SHORT PROBLEM: Tally up the lines that include "края" and state that number by itself.

— start —

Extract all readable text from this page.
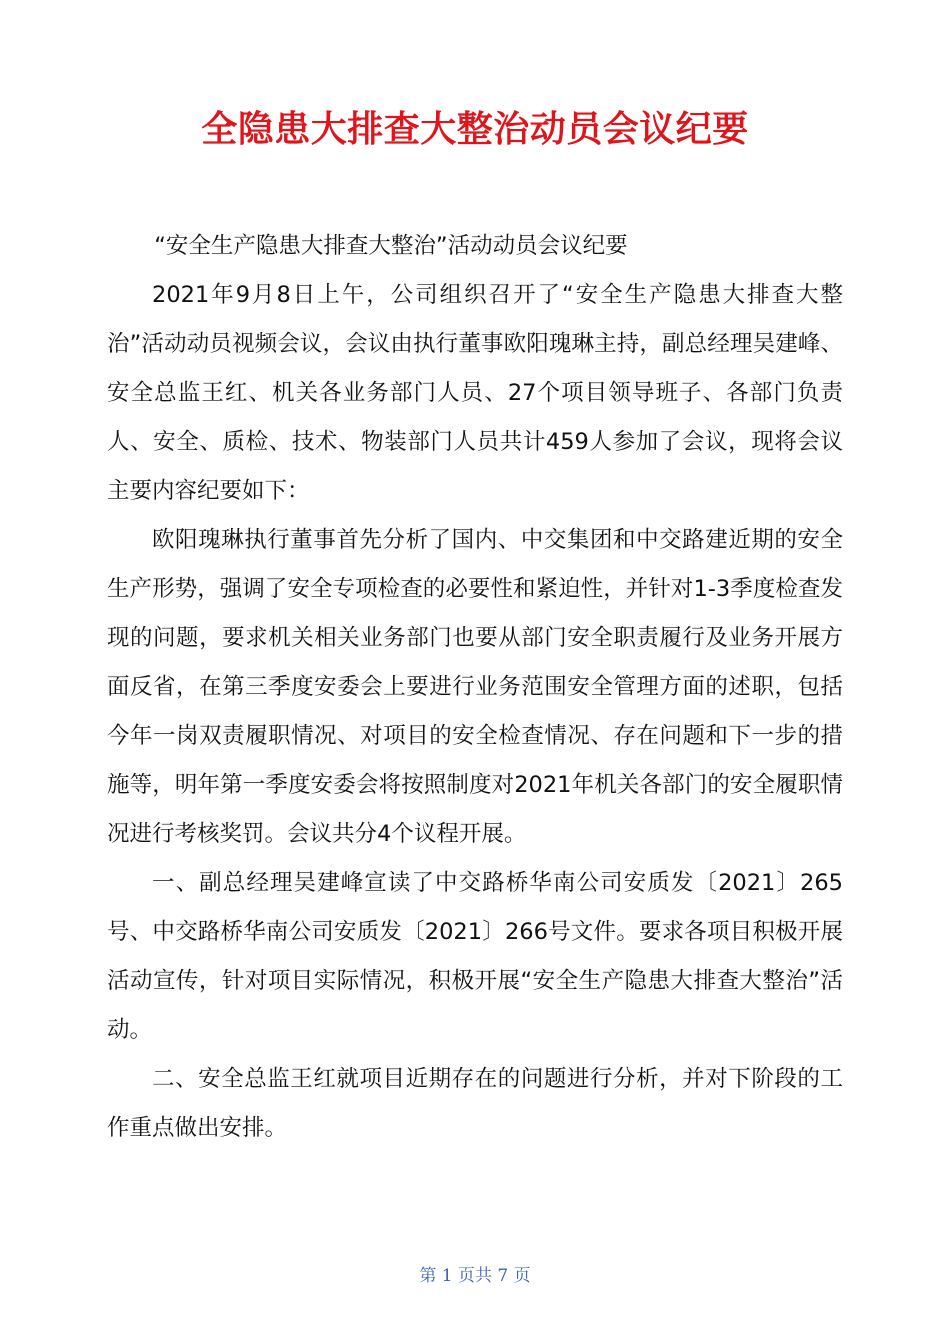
全隐患大排查大整治动员会议纪要

“安全生产隐患大排查大整治”活动动员会议纪要

2021年9月8日上午，公司组织召开了“安全生产隐患大排查大整治”活动动员视频会议，会议由执行董事欧阳瑰琳主持，副总经理吴建峰、安全总监王红、机关各业务部门人员、27个项目领导班子、各部门负责人、安全、质检、技术、物装部门人员共计459人参加了会议，现将会议主要内容纪要如下：

欧阳瑰琳执行董事首先分析了国内、中交集团和中交路建近期的安全生产形势，强调了安全专项检查的必要性和紧迫性，并针对1-3季度检查发现的问题，要求机关相关业务部门也要从部门安全职责履行及业务开展方面反省，在第三季度安委会上要进行业务范围安全管理方面的述职，包括今年一岗双责履职情况、对项目的安全检查情况、存在问题和下一步的措施等，明年第一季度安委会将按照制度对2021年机关各部门的安全履职情况进行考核奖罚。会议共分4个议程开展。

一、副总经理吴建峰宣读了中交路桥华南公司安质发〔2021〕265号、中交路桥华南公司安质发〔2021〕266号文件。要求各项目积极开展活动宣传，针对项目实际情况，积极开展“安全生产隐患大排查大整治”活动。

二、安全总监王红就项目近期存在的问题进行分析，并对下阶段的工作重点做出安排。

第 1 页共 7 页
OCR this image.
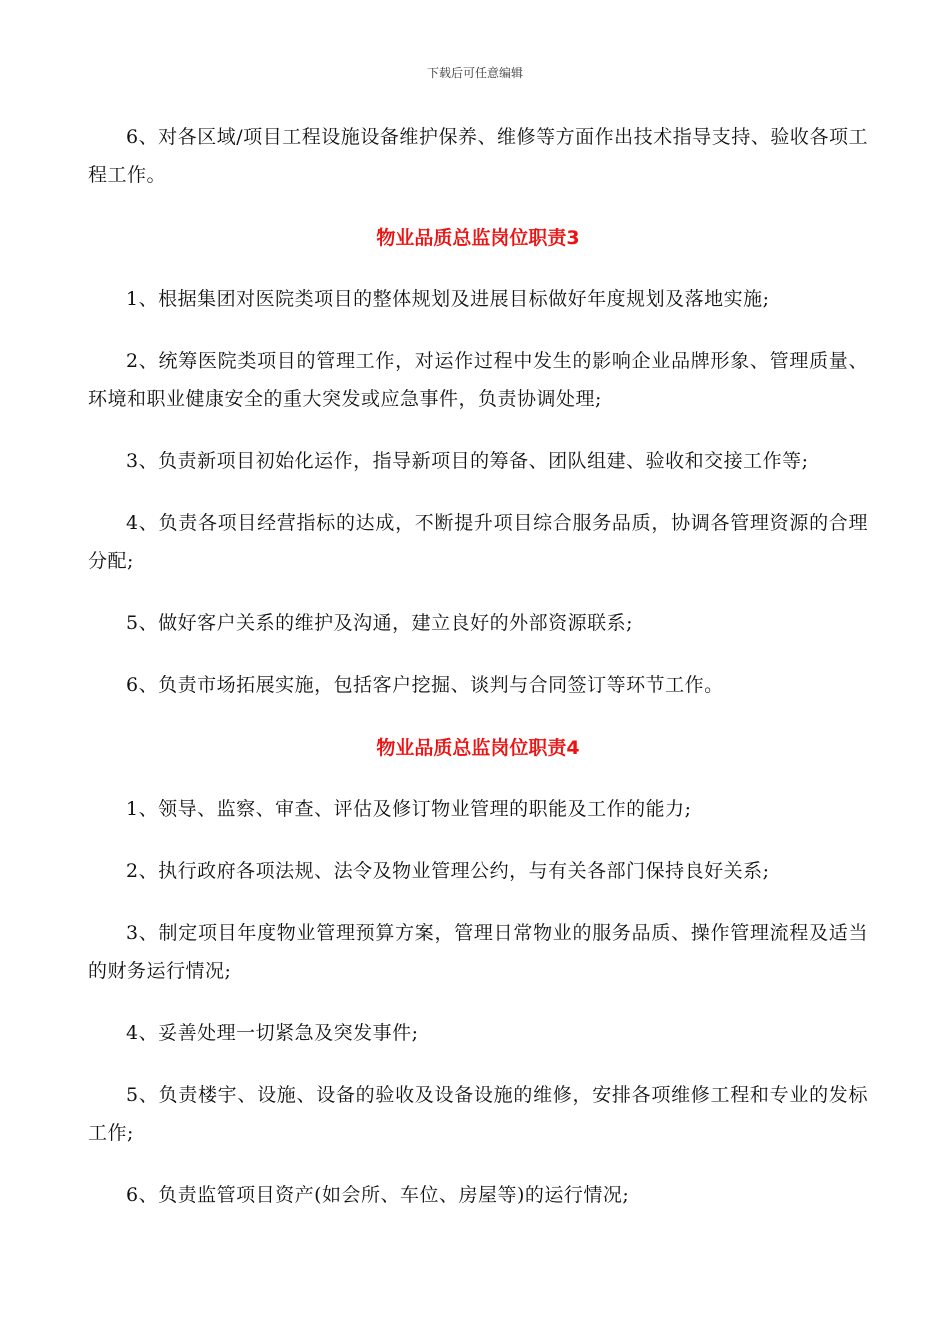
下载后可任意编辑

6、对各区域/项目工程设施设备维护保养、维修等方面作出技术指导支持、验收各项工程工作。

物业品质总监岗位职责3

1、根据集团对医院类项目的整体规划及进展目标做好年度规划及落地实施;

2、统筹医院类项目的管理工作，对运作过程中发生的影响企业品牌形象、管理质量、环境和职业健康安全的重大突发或应急事件，负责协调处理;

3、负责新项目初始化运作，指导新项目的筹备、团队组建、验收和交接工作等;

4、负责各项目经营指标的达成，不断提升项目综合服务品质，协调各管理资源的合理分配;

5、做好客户关系的维护及沟通，建立良好的外部资源联系;

6、负责市场拓展实施，包括客户挖掘、谈判与合同签订等环节工作。

物业品质总监岗位职责4

1、领导、监察、审查、评估及修订物业管理的职能及工作的能力;

2、执行政府各项法规、法令及物业管理公约，与有关各部门保持良好关系;

3、制定项目年度物业管理预算方案，管理日常物业的服务品质、操作管理流程及适当的财务运行情况;

4、妥善处理一切紧急及突发事件;

5、负责楼宇、设施、设备的验收及设备设施的维修，安排各项维修工程和专业的发标工作;

6、负责监管项目资产(如会所、车位、房屋等)的运行情况;
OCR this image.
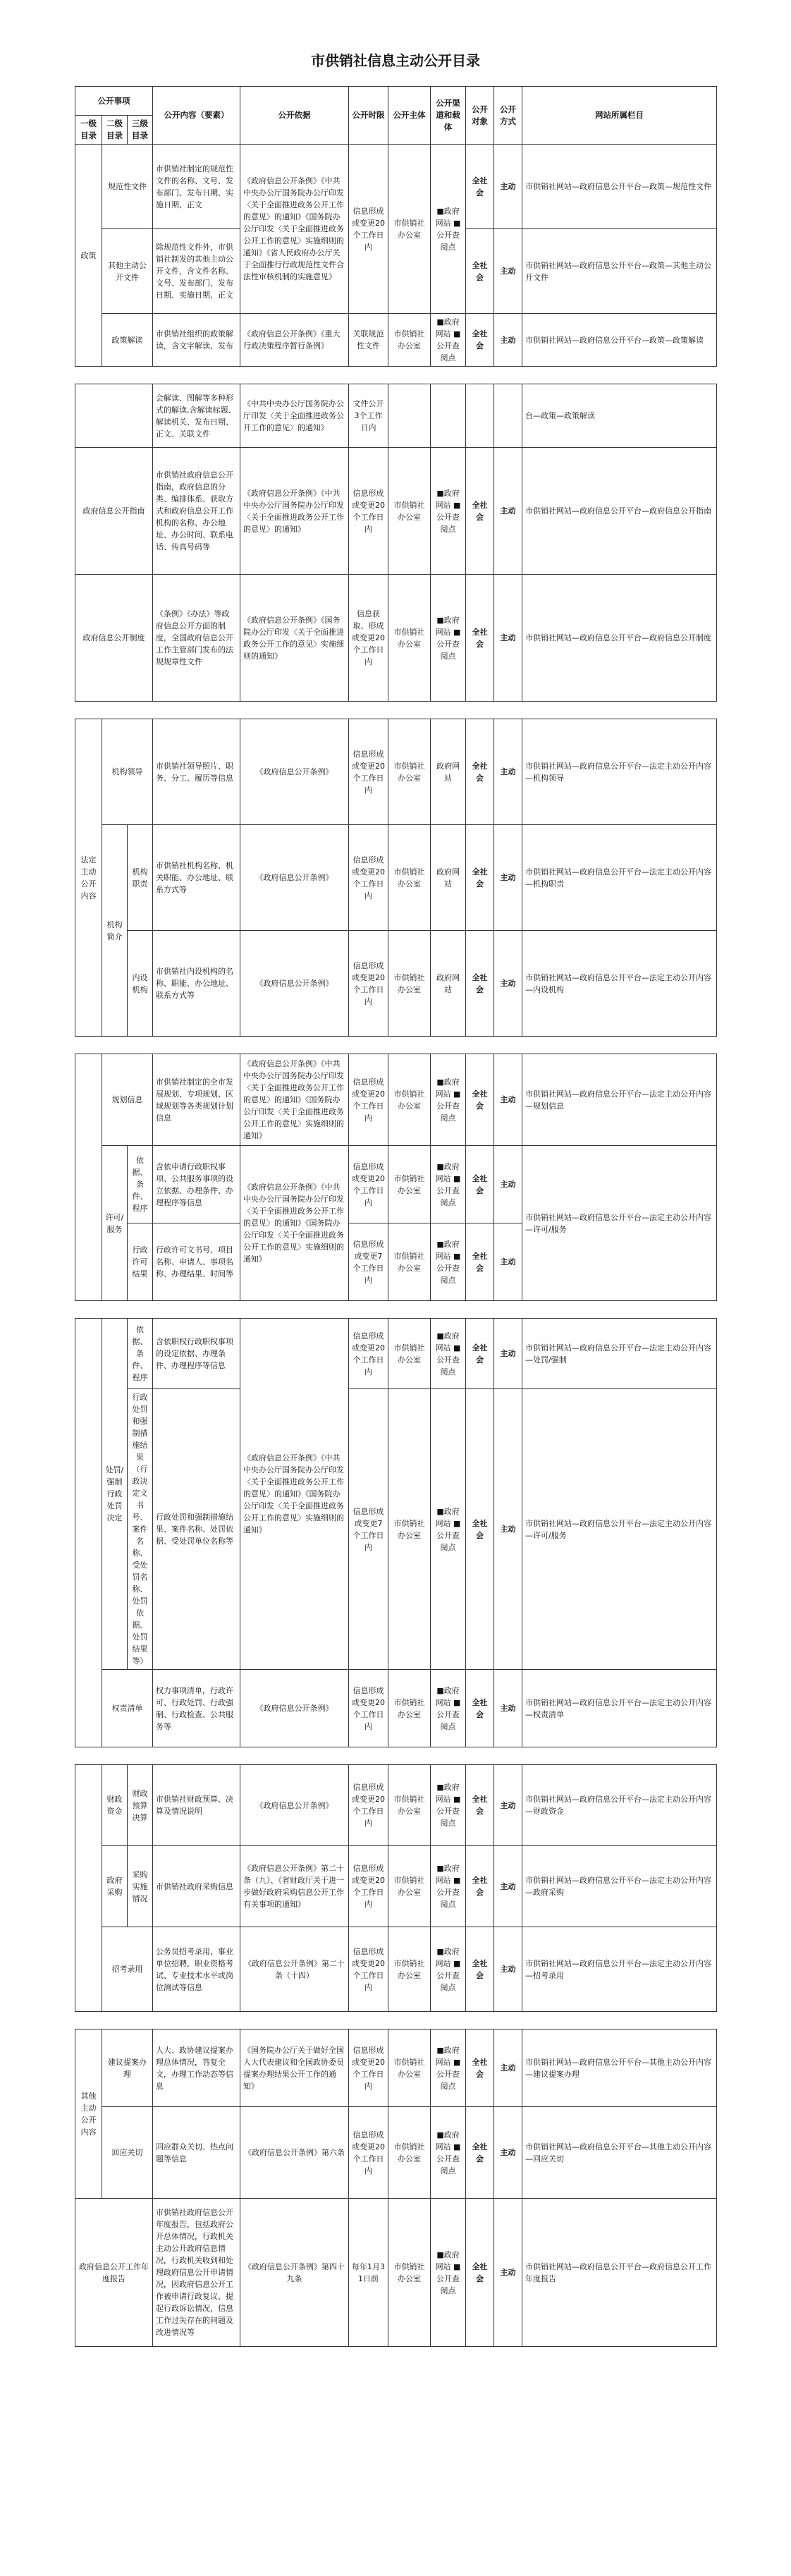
市供销社信息主动公开目录
公开事项			公开内容（要素）	公开依据	公开时限	公开主体	公开渠道和载体	公开对象	公开方式	网站所属栏目
一级目录	二级目录	三级目录								
政策	规范性文件		市供销社制定的规范性文件的名称、文号、发布部门、发布日期、实施日期、正文	《政府信息公开条例》《中共中央办公厅国务院办公厅印发〈关于全面推进政务公开工作的意见〉的通知》《国务院办公厅印发〈关于全面推进政务公开工作的意见〉实施细则的通知》《省人民政府办公厅关于全面推行行政规范性文件合法性审核机制的实施意见》	信息形成或变更20个工作日内	市供销社办公室	■政府网站 ■公开查阅点	全社会	主动	市供销社网站—政府信息公开平台—政策—规范性文件
	其他主动公开文件		除规范性文件外，市供销社制发的其他主动公开文件，含文件名称、文号、发布部门、发布日期、实施日期、正文					全社会	主动	市供销社网站—政府信息公开平台—政策—其他主动公开文件
	政策解读		市供销社组织的政策解读，含文字解读、发布	《政府信息公开条例》《重大行政决策程序暂行条例》	关联规范性文件	市供销社办公室	■政府网站 ■公开查阅点	全社会	主动	市供销社网站—政府信息公开平台—政策—政策解读

			会解读、图解等多种形式的解读,含解读标题、解读机关、发布日期、正文、关联文件	《中共中央办公厅国务院办公厅印发〈关于全面推进政务公开工作的意见〉的通知》	文件公开3个工作日内					台—政策—政策解读
政府信息公开指南			市供销社政府信息公开指南，政府信息的分类、编排体系、获取方式和政府信息公开工作机构的名称、办公地址、办公时间、联系电话、传真号码等	《政府信息公开条例》《中共中央办公厅国务院办公厅印发〈关于全面推进政务公开工作的意见〉的通知》	信息形成或变更20个工作日内	市供销社办公室	■政府网站 ■公开查阅点	全社会	主动	市供销社网站—政府信息公开平台—政府信息公开指南
政府信息公开制度			《条例》《办法》等政府信息公开方面的制度，全国政府信息公开工作主管部门发布的法规规章性文件	《政府信息公开条例》《国务院办公厅印发〈关于全面推进政务公开工作的意见〉实施细则的通知》	信息获取、形成或变更20个工作日内	市供销社办公室	■政府网站 ■公开查阅点	全社会	主动	市供销社网站—政府信息公开平台—政府信息公开制度

法定主动公开内容	机构领导		市供销社领导照片、职务、分工、履历等信息	《政府信息公开条例》	信息形成或变更20个工作日内	市供销社办公室	政府网站	全社会	主动	市供销社网站—政府信息公开平台—法定主动公开内容—机构领导
	机构简介	机构职责	市供销社机构名称、机关职能、办公地址、联系方式等	《政府信息公开条例》	信息形成或变更20个工作日内	市供销社办公室	政府网站	全社会	主动	市供销社网站—政府信息公开平台—法定主动公开内容—机构职责
		内设机构	市供销社内设机构的名称、职能、办公地址、联系方式等	《政府信息公开条例》	信息形成或变更20个工作日内	市供销社办公室	政府网站	全社会	主动	市供销社网站—政府信息公开平台—法定主动公开内容—内设机构

	规划信息		市供销社制定的全市发展规划、专项规划、区域规划等各类规划计划信息	《政府信息公开条例》《中共中央办公厅国务院办公厅印发〈关于全面推进政务公开工作的意见〉的通知》《国务院办公厅印发〈关于全面推进政务公开工作的意见〉实施细则的通知》	信息形成或变更20个工作日内	市供销社办公室	■政府网站 ■公开查阅点	全社会	主动	市供销社网站—政府信息公开平台—法定主动公开内容—规划信息
	许可/服务	依据、条件、程序	含依申请行政职权事项、公共服务事项的设立依据、办理条件、办理程序等信息	《政府信息公开条例》《中共中央办公厅国务院办公厅印发〈关于全面推进政务公开工作的意见〉的通知》《国务院办公厅印发〈关于全面推进政务公开工作的意见〉实施细则的通知》	信息形成或变更20个工作日内	市供销社办公室	■政府网站 ■公开查阅点	全社会	主动	市供销社网站—政府信息公开平台—法定主动公开内容—许可/服务
		行政许可结果	行政许可文书号、项目名称、申请人、事项名称、办理结果、时间等		信息形成或变更7个工作日内	市供销社办公室	■政府网站 ■公开查阅点	全社会	主动	

	处罚/强制行政处罚决定	依据、条件、程序	含依职权行政职权事项的设定依据、办理条件、办理程序等信息	《政府信息公开条例》《中共中央办公厅国务院办公厅印发〈关于全面推进政务公开工作的意见〉的通知》《国务院办公厅印发〈关于全面推进政务公开工作的意见〉实施细则的通知》	信息形成或变更20个工作日内	市供销社办公室	■政府网站 ■公开查阅点	全社会	主动	市供销社网站—政府信息公开平台—法定主动公开内容—处罚/强制
		行政处罚和强制措施结果（行政决定文书号、案件名称、受处罚名称、处罚依据、处罚结果等）	行政处罚和强制措施结果、案件名称、处罚依据、受处罚单位名称等		信息形成或变更7个工作日内	市供销社办公室	■政府网站 ■公开查阅点	全社会	主动	市供销社网站—政府信息公开平台—法定主动公开内容—许可/服务
	权责清单		权力事项清单，行政许可、行政处罚、行政强制、行政检查、公共服务等	《政府信息公开条例》	信息形成或变更20个工作日内	市供销社办公室	■政府网站 ■公开查阅点	全社会	主动	市供销社网站—政府信息公开平台—法定主动公开内容—权责清单

	财政资金	财政预算决算	市供销社财政预算、决算及情况说明	《政府信息公开条例》	信息形成或变更20个工作日内	市供销社办公室	■政府网站 ■公开查阅点	全社会	主动	市供销社网站—政府信息公开平台—法定主动公开内容—财政资金
	政府采购	采购实施情况	市供销社政府采购信息	《政府信息公开条例》第二十条（九）、《省财政厅关于进一步做好政府采购信息公开工作有关事项的通知》	信息形成或变更20个工作日内	市供销社办公室	■政府网站 ■公开查阅点	全社会	主动	市供销社网站—政府信息公开平台—法定主动公开内容—政府采购
	招考录用		公务员招考录用，事业单位招聘，职业资格考试、专业技术水平或岗位测试等信息	《政府信息公开条例》第二十条（十四）	信息形成或变更20个工作日内	市供销社办公室	■政府网站 ■公开查阅点	全社会	主动	市供销社网站—政府信息公开平台—法定主动公开内容—招考录用

其他主动公开内容	建议提案办理		人大、政协建议提案办理总体情况，答复全文，办理工作动态等信息	《国务院办公厅关于做好全国人大代表建议和全国政协委员提案办理结果公开工作的通知》	信息形成或变更20个工作日内	市供销社办公室	■政府网站 ■公开查阅点	全社会	主动	市供销社网站—政府信息公开平台—其他主动公开内容—建议提案办理
	回应关切		回应群众关切、热点问题等信息	《政府信息公开条例》第六条	信息形成或变更20个工作日内	市供销社办公室	■政府网站 ■公开查阅点	全社会	主动	市供销社网站—政府信息公开平台—其他主动公开内容—回应关切
政府信息公开工作年度报告			市供销社政府信息公开年度报告，包括政府公开总体情况，行政机关主动公开政府信息情况，行政机关收到和处理政府信息公开申请情况，因政府信息公开工作被申请行政复议、提起行政诉讼情况，信息工作过失存在的问题及改进情况等	《政府信息公开条例》第四十九条	每年1月31日前	市供销社办公室	■政府网站 ■公开查阅点	全社会	主动	市供销社网站—政府信息公开平台—政府信息公开工作年度报告
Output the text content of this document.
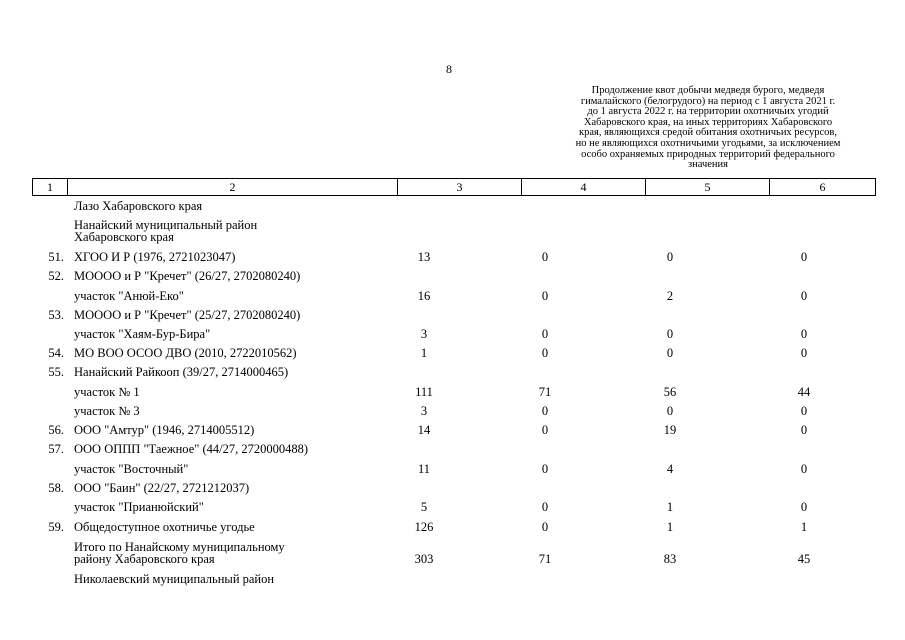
8
Продолжение квот добычи медведя бурого, медведя
гималайского (белогрудого) на период с 1 августа 2021 г.
до 1 августа 2022 г. на территории охотничьих угодий
Хабаровского края, на иных территориях Хабаровского
края, являющихся средой обитания охотничьих ресурсов,
но не являющихся охотничьими угодьями, за исключением
особо охраняемых природных территорий федерального
значения
1	2	3	4	5	6
Лазо Хабаровского края
Нанайский муниципальный район
Хабаровского края
51. ХГОО И Р (1976, 2721023047)	13	0	0	0
52. МОООО и Р "Кречет" (26/27, 2702080240)
участок "Анюй-Еко"	16	0	2	0
53. МОООО и Р "Кречет" (25/27, 2702080240)
участок "Хаям-Бур-Бира"	3	0	0	0
54. МО ВОО ОСОО ДВО (2010, 2722010562)	1	0	0	0
55. Нанайский Райкооп (39/27, 2714000465)
участок № 1	111	71	56	44
участок № 3	3	0	0	0
56. ООО "Амтур" (1946, 2714005512)	14	0	19	0
57. ООО ОППП "Таежное" (44/27, 2720000488)
участок "Восточный"	11	0	4	0
58. ООО "Баин" (22/27, 2721212037)
участок "Прианюйский"	5	0	1	0
59. Общедоступное охотничье угодье	126	0	1	1
Итого по Нанайскому муниципальному
району Хабаровского края	303	71	83	45
Николаевский муниципальный район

— end —

TASK RESULT: 5